§ What is required:
Look through the data below. Show each line where the string "color" occurs.

[start of Provided entries]

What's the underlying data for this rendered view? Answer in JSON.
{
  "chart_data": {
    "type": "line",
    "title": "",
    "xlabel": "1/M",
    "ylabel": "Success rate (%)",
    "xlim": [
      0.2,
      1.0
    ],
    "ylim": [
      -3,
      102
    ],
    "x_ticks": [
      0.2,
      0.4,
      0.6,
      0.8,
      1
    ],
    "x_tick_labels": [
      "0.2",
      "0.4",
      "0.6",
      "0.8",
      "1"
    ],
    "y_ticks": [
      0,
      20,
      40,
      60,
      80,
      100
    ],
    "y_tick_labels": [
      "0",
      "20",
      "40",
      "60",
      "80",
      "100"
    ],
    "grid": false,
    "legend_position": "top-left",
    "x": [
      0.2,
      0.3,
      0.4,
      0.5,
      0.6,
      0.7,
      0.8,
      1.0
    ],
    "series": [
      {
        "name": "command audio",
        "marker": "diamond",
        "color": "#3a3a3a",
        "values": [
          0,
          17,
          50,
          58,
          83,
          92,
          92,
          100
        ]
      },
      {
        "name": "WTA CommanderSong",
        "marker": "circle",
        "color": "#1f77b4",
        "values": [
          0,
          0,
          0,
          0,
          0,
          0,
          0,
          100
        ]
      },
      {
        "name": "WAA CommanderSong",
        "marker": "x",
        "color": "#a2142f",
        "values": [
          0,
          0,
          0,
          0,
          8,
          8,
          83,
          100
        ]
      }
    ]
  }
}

[end of Provided entries]

§ Output:
        "color": "#3a3a3a",
        "color": "#1f77b4",
        "color": "#a2142f",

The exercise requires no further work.